— start of Material for this exercise —

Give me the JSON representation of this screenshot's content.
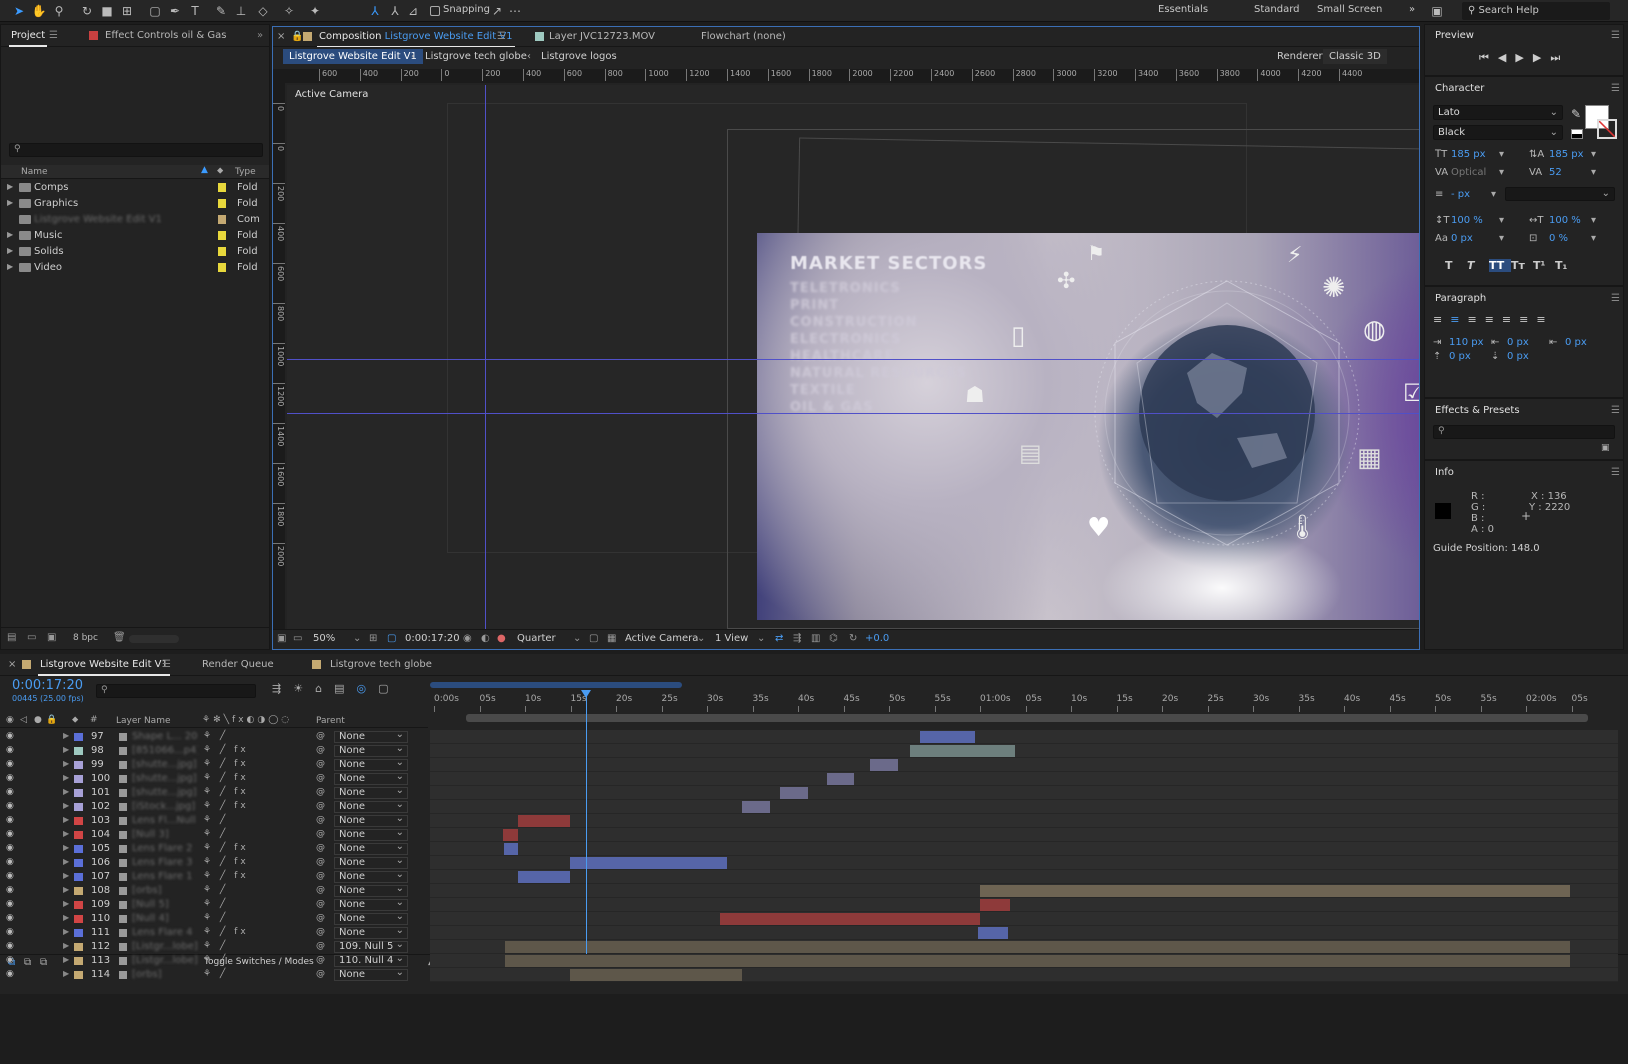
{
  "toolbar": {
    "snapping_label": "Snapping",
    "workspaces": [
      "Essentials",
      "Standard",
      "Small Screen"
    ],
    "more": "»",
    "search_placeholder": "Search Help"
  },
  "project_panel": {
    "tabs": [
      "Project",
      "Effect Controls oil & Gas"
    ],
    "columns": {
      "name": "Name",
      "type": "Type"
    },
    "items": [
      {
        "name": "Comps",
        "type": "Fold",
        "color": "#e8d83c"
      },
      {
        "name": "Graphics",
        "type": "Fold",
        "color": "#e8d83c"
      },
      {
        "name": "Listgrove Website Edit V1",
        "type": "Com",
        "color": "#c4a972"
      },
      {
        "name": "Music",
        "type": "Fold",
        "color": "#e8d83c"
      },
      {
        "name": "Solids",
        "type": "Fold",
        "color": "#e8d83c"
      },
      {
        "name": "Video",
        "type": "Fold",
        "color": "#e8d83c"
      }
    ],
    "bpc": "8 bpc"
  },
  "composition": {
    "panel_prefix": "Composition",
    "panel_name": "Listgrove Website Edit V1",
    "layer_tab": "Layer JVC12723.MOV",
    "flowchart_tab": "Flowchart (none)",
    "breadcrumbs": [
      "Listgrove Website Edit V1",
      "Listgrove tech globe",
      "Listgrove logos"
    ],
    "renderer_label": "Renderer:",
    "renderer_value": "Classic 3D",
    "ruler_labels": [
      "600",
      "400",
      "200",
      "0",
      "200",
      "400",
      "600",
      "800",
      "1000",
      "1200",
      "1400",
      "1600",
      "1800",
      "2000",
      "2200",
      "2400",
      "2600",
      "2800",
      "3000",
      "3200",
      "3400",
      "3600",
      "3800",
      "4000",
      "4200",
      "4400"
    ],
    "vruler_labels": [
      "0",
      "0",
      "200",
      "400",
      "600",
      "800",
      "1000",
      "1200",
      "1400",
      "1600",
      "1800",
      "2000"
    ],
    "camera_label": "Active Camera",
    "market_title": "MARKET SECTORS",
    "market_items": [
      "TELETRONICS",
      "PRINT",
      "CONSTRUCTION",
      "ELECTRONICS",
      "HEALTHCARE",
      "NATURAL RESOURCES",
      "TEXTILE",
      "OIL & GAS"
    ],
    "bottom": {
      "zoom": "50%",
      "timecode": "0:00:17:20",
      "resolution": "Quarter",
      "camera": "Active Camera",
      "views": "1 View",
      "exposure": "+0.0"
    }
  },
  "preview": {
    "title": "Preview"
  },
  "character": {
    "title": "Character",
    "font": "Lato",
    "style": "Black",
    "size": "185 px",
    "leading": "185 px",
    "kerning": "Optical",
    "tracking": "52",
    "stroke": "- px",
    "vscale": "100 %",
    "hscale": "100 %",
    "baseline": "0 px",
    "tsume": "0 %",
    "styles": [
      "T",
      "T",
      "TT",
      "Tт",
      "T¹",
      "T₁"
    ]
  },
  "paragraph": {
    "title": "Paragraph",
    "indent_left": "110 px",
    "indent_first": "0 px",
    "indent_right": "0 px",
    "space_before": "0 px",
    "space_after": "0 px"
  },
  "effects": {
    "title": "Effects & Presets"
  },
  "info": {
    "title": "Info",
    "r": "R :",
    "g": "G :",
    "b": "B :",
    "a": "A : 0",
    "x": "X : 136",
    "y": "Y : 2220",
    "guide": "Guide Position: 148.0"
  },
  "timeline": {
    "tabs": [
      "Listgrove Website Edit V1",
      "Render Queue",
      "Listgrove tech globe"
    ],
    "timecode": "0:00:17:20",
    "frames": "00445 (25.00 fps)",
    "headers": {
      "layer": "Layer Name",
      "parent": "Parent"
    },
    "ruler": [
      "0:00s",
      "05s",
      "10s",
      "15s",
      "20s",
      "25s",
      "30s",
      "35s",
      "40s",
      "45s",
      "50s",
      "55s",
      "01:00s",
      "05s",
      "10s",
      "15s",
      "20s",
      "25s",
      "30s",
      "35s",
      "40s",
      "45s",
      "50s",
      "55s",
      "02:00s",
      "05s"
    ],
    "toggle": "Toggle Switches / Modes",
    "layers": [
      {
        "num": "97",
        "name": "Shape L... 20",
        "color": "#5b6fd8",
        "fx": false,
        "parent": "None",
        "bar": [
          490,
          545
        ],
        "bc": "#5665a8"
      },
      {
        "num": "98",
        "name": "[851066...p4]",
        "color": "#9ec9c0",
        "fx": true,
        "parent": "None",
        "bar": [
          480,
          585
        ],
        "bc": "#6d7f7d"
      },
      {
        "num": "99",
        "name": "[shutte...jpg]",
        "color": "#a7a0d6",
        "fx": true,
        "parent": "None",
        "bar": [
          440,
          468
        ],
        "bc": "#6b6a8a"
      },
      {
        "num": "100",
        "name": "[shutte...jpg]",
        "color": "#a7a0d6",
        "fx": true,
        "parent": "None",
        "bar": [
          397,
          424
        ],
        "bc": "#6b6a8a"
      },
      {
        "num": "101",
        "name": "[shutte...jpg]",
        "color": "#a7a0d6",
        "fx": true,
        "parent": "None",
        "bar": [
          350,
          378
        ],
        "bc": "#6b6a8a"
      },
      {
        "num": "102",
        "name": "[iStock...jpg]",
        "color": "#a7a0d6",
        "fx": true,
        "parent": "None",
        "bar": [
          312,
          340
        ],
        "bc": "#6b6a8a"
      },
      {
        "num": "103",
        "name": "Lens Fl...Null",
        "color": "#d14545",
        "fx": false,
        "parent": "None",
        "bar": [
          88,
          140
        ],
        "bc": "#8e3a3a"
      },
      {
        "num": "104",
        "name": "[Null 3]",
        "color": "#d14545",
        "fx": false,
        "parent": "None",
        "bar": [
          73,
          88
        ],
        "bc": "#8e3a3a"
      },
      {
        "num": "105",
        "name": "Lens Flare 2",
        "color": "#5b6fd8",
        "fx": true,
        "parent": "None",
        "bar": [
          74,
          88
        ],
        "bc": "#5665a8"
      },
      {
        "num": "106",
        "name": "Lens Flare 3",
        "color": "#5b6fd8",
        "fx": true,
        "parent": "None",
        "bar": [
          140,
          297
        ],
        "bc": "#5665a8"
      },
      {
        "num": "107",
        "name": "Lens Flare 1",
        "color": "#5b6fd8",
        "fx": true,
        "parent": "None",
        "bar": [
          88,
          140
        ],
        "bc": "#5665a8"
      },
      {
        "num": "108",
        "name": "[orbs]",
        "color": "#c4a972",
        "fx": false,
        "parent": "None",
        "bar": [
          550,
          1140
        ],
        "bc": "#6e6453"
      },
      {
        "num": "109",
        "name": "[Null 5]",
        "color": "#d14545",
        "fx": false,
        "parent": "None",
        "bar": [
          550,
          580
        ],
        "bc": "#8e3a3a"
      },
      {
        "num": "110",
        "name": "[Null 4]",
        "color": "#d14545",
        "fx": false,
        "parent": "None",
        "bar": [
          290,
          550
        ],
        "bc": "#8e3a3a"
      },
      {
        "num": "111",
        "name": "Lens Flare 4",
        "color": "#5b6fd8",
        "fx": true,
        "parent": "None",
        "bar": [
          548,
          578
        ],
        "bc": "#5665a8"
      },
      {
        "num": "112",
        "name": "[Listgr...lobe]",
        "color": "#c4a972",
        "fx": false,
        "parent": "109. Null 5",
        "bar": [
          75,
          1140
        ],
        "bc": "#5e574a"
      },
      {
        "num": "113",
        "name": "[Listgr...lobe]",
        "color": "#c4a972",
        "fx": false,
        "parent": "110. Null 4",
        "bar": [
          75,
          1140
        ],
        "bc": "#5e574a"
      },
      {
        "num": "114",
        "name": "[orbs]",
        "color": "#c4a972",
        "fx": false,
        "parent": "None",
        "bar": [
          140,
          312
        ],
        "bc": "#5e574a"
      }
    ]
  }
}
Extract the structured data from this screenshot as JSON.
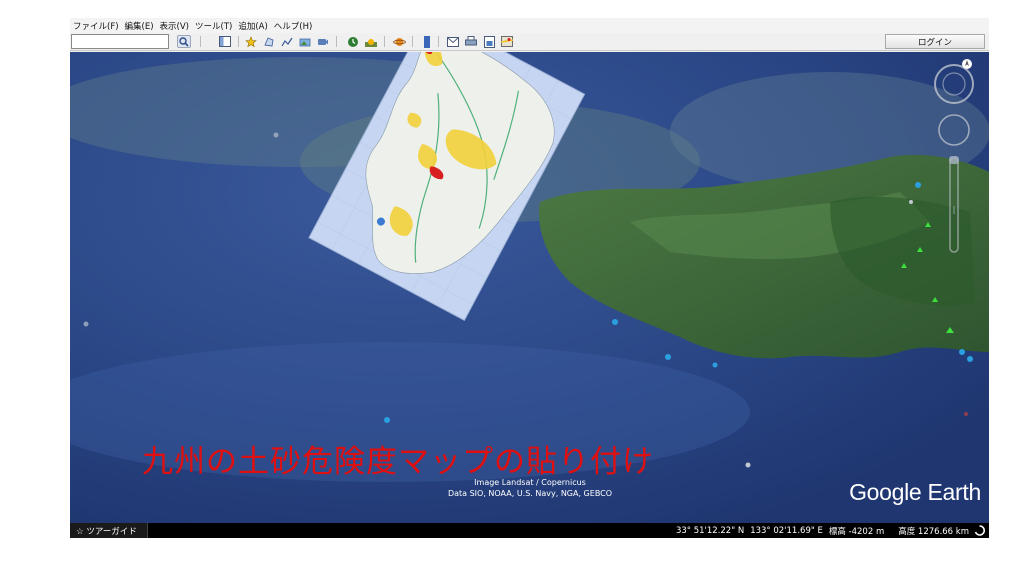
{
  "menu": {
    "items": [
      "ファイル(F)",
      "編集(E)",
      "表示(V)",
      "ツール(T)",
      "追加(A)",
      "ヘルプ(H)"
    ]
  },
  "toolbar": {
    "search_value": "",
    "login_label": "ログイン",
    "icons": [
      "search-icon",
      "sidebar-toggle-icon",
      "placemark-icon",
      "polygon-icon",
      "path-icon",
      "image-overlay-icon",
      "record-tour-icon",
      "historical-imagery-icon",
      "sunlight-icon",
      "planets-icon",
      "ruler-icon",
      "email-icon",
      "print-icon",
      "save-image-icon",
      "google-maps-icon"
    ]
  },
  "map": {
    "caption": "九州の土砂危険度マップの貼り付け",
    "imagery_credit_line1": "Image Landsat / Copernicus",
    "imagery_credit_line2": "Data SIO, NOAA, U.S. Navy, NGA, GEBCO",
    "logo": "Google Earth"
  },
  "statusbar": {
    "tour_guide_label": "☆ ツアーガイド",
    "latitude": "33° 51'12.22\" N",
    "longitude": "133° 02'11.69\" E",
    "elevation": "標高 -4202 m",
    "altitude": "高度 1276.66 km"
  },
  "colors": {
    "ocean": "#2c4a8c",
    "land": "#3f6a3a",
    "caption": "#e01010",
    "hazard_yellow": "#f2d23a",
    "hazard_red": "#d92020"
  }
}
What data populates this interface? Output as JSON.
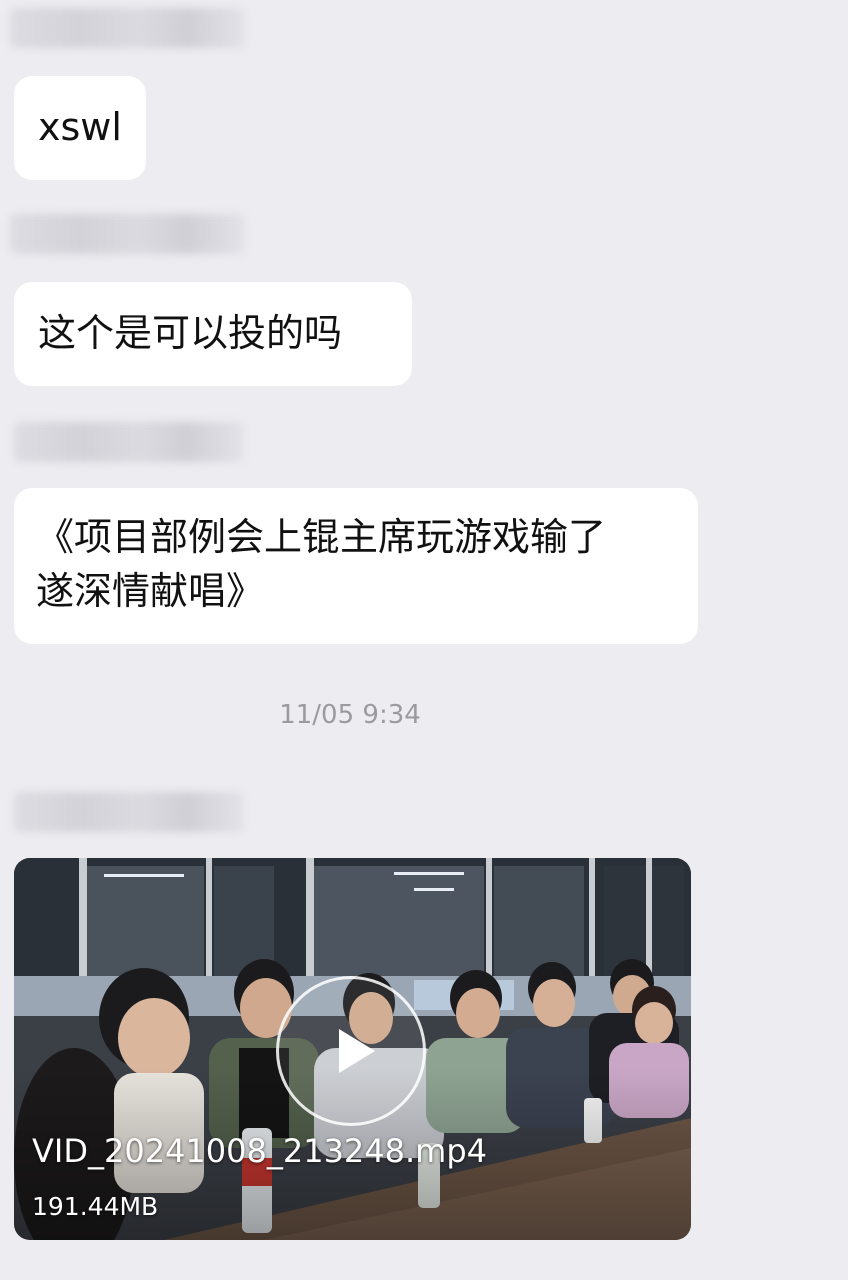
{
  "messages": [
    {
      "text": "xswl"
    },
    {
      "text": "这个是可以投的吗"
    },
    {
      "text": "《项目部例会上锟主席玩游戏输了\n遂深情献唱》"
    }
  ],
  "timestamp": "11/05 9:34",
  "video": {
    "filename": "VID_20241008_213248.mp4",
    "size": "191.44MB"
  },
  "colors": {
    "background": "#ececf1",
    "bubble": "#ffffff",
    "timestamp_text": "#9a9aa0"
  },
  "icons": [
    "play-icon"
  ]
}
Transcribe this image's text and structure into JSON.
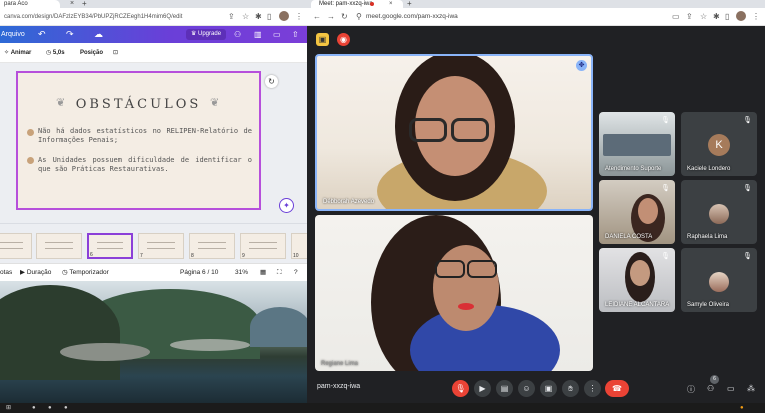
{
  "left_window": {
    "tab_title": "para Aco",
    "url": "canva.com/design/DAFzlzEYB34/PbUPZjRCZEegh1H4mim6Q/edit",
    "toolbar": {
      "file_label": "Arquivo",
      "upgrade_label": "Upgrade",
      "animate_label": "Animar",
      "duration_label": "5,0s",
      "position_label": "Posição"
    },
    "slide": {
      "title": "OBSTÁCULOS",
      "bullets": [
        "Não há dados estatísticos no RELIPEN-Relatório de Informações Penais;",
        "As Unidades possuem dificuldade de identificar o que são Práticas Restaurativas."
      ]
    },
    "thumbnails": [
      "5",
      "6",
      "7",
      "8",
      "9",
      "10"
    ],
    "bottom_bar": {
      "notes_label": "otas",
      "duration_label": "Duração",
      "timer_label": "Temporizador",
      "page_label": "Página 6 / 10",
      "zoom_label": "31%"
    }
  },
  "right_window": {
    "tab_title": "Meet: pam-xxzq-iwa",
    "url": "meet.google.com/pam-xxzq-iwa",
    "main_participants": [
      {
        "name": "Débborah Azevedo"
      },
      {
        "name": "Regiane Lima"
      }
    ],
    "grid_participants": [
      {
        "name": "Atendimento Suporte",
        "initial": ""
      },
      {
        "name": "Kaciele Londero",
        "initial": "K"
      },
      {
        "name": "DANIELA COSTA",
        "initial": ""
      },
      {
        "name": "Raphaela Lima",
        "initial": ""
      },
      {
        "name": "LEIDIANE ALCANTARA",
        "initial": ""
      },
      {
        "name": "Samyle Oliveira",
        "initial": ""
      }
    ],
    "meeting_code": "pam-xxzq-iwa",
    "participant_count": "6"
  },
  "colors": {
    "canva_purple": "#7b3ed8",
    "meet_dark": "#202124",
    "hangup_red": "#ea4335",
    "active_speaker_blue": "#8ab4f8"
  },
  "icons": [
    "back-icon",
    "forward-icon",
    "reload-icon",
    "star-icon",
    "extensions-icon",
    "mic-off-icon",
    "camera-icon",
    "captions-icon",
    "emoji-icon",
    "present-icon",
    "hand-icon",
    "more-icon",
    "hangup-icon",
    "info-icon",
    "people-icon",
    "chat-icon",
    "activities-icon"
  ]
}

— end of Material for this exercise —

**Exercise**
Scan the records for the string "xxzq". Copy each line in which it appears.

**Exercise result**
    "tab_title": "Meet: pam-xxzq-iwa",
    "url": "meet.google.com/pam-xxzq-iwa",
    "meeting_code": "pam-xxzq-iwa",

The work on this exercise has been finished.